Extracted data entries:
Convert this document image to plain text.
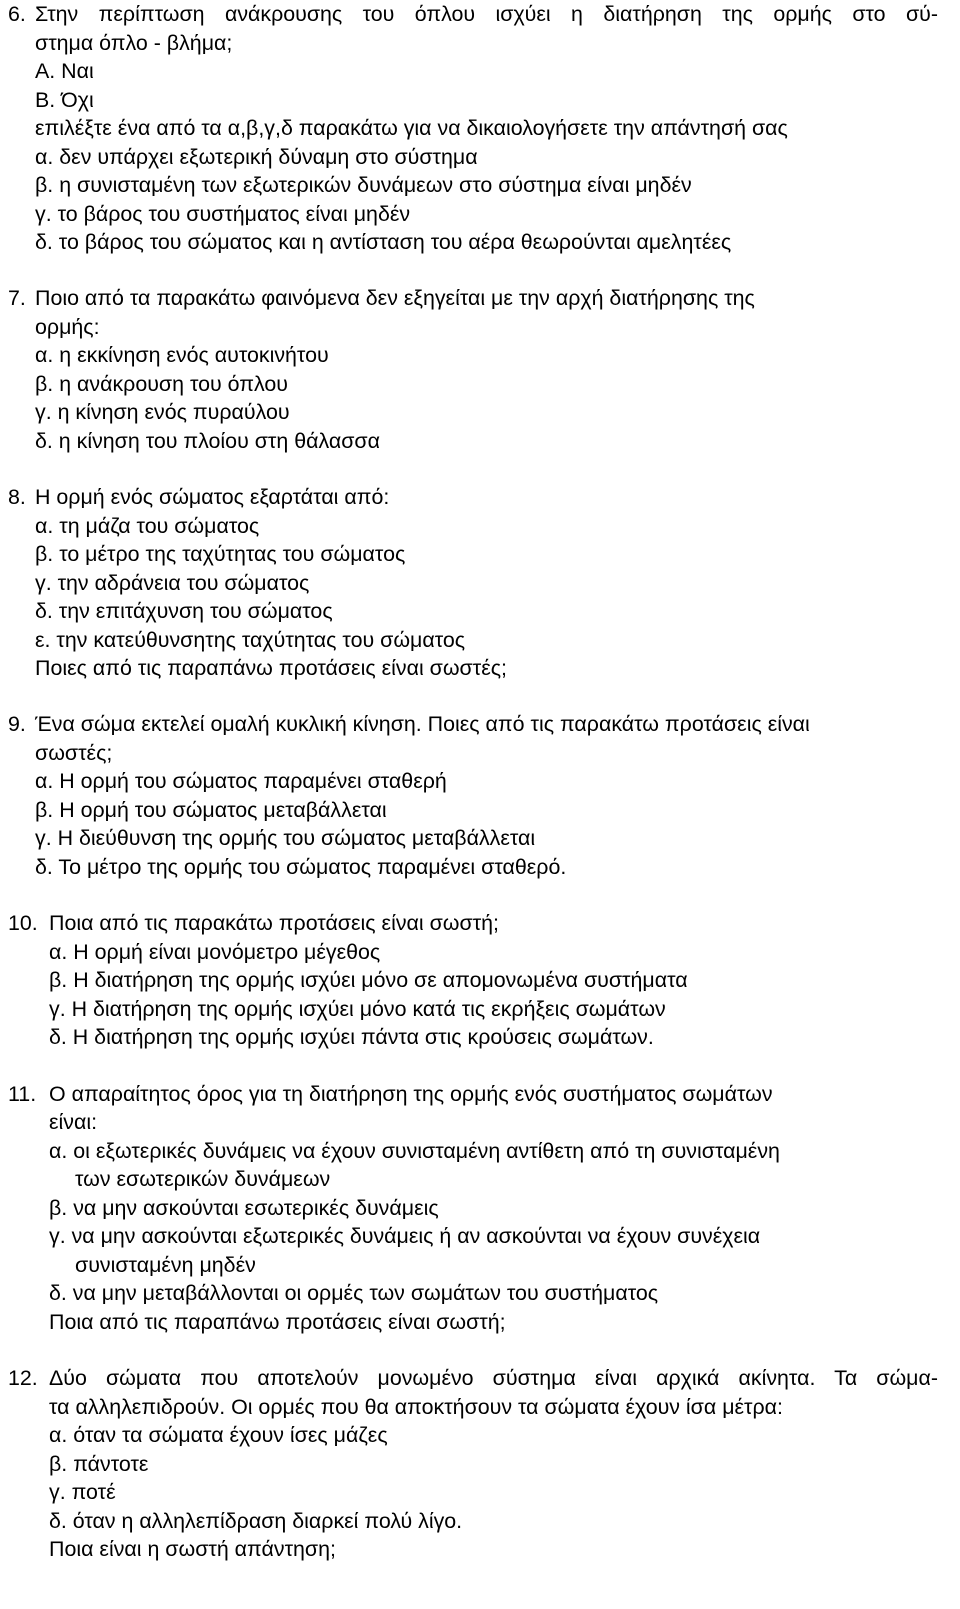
6. Στην περίπτωση ανάκρουσης του όπλου ισχύει η διατήρηση της ορμής στο σύ-
στημα όπλο - βλήμα;
Α. Ναι
Β. Όχι
επιλέξτε ένα από τα α,β,γ,δ παρακάτω για να δικαιολογήσετε την απάντησή σας
α. δεν υπάρχει εξωτερική δύναμη στο σύστημα
β. η συνισταμένη των εξωτερικών δυνάμεων στο σύστημα είναι μηδέν
γ. το βάρος του συστήματος είναι μηδέν
δ. το βάρος του σώματος και η αντίσταση του αέρα θεωρούνται αμελητέες
7. Ποιο από τα παρακάτω φαινόμενα δεν εξηγείται με την αρχή διατήρησης της
ορμής:
α. η εκκίνηση ενός αυτοκινήτου
β. η ανάκρουση του όπλου
γ. η κίνηση ενός πυραύλου
δ. η κίνηση του πλοίου στη θάλασσα
8. Η ορμή ενός σώματος εξαρτάται από:
α. τη μάζα του σώματος
β. το μέτρο της ταχύτητας του σώματος
γ. την αδράνεια του σώματος
δ. την επιτάχυνση του σώματος
ε. την κατεύθυνσητης ταχύτητας του σώματος
Ποιες από τις παραπάνω προτάσεις είναι σωστές;
9. Ένα σώμα εκτελεί ομαλή κυκλική κίνηση. Ποιες από τις παρακάτω προτάσεις είναι
σωστές;
α. Η ορμή του σώματος παραμένει σταθερή
β. Η ορμή του σώματος μεταβάλλεται
γ. Η διεύθυνση της ορμής του σώματος μεταβάλλεται
δ. Το μέτρο της ορμής του σώματος παραμένει σταθερό.
10. Ποια από τις παρακάτω προτάσεις είναι σωστή;
α. Η ορμή είναι μονόμετρο μέγεθος
β. Η διατήρηση της ορμής ισχύει μόνο σε απομονωμένα συστήματα
γ. Η διατήρηση της ορμής ισχύει μόνο κατά τις εκρήξεις σωμάτων
δ. Η διατήρηση της ορμής ισχύει πάντα στις κρούσεις σωμάτων.
11. Ο απαραίτητος όρος για τη διατήρηση της ορμής ενός συστήματος σωμάτων
είναι:
α. οι εξωτερικές δυνάμεις να έχουν συνισταμένη αντίθετη από τη συνισταμένη
των εσωτερικών δυνάμεων
β. να μην ασκούνται εσωτερικές δυνάμεις
γ. να μην ασκούνται εξωτερικές δυνάμεις ή αν ασκούνται να έχουν συνέχεια
συνισταμένη μηδέν
δ. να μην μεταβάλλονται οι ορμές των σωμάτων του συστήματος
Ποια από τις παραπάνω προτάσεις είναι σωστή;
12. Δύο σώματα που αποτελούν μονωμένο σύστημα είναι αρχικά ακίνητα. Τα σώμα-
τα αλληλεπιδρούν. Οι ορμές που θα αποκτήσουν τα σώματα έχουν ίσα μέτρα:
α. όταν τα σώματα έχουν ίσες μάζες
β. πάντοτε
γ. ποτέ
δ. όταν η αλληλεπίδραση διαρκεί πολύ λίγο.
Ποια είναι η σωστή απάντηση;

Written problem – Leave the pictures out and reproduce each record exactly as written.

Solution to the problem –
Convert this document image to plain text.
6. Στην περίπτωση ανάκρουσης του όπλου ισχύει η διατήρηση της ορμής στο σύ-
στημα όπλο - βλήμα;
Α. Ναι
Β. Όχι
επιλέξτε ένα από τα α,β,γ,δ παρακάτω για να δικαιολογήσετε την απάντησή σας
α. δεν υπάρχει εξωτερική δύναμη στο σύστημα
β. η συνισταμένη των εξωτερικών δυνάμεων στο σύστημα είναι μηδέν
γ. το βάρος του συστήματος είναι μηδέν
δ. το βάρος του σώματος και η αντίσταση του αέρα θεωρούνται αμελητέες
7. Ποιο από τα παρακάτω φαινόμενα δεν εξηγείται με την αρχή διατήρησης της
ορμής:
α. η εκκίνηση ενός αυτοκινήτου
β. η ανάκρουση του όπλου
γ. η κίνηση ενός πυραύλου
δ. η κίνηση του πλοίου στη θάλασσα
8. Η ορμή ενός σώματος εξαρτάται από:
α. τη μάζα του σώματος
β. το μέτρο της ταχύτητας του σώματος
γ. την αδράνεια του σώματος
δ. την επιτάχυνση του σώματος
ε. την κατεύθυνσητης ταχύτητας του σώματος
Ποιες από τις παραπάνω προτάσεις είναι σωστές;
9. Ένα σώμα εκτελεί ομαλή κυκλική κίνηση. Ποιες από τις παρακάτω προτάσεις είναι
σωστές;
α. Η ορμή του σώματος παραμένει σταθερή
β. Η ορμή του σώματος μεταβάλλεται
γ. Η διεύθυνση της ορμής του σώματος μεταβάλλεται
δ. Το μέτρο της ορμής του σώματος παραμένει σταθερό.
10. Ποια από τις παρακάτω προτάσεις είναι σωστή;
α. Η ορμή είναι μονόμετρο μέγεθος
β. Η διατήρηση της ορμής ισχύει μόνο σε απομονωμένα συστήματα
γ. Η διατήρηση της ορμής ισχύει μόνο κατά τις εκρήξεις σωμάτων
δ. Η διατήρηση της ορμής ισχύει πάντα στις κρούσεις σωμάτων.
11. Ο απαραίτητος όρος για τη διατήρηση της ορμής ενός συστήματος σωμάτων
είναι:
α. οι εξωτερικές δυνάμεις να έχουν συνισταμένη αντίθετη από τη συνισταμένη
των εσωτερικών δυνάμεων
β. να μην ασκούνται εσωτερικές δυνάμεις
γ. να μην ασκούνται εξωτερικές δυνάμεις ή αν ασκούνται να έχουν συνέχεια
συνισταμένη μηδέν
δ. να μην μεταβάλλονται οι ορμές των σωμάτων του συστήματος
Ποια από τις παραπάνω προτάσεις είναι σωστή;
12. Δύο σώματα που αποτελούν μονωμένο σύστημα είναι αρχικά ακίνητα. Τα σώμα-
τα αλληλεπιδρούν. Οι ορμές που θα αποκτήσουν τα σώματα έχουν ίσα μέτρα:
α. όταν τα σώματα έχουν ίσες μάζες
β. πάντοτε
γ. ποτέ
δ. όταν η αλληλεπίδραση διαρκεί πολύ λίγο.
Ποια είναι η σωστή απάντηση;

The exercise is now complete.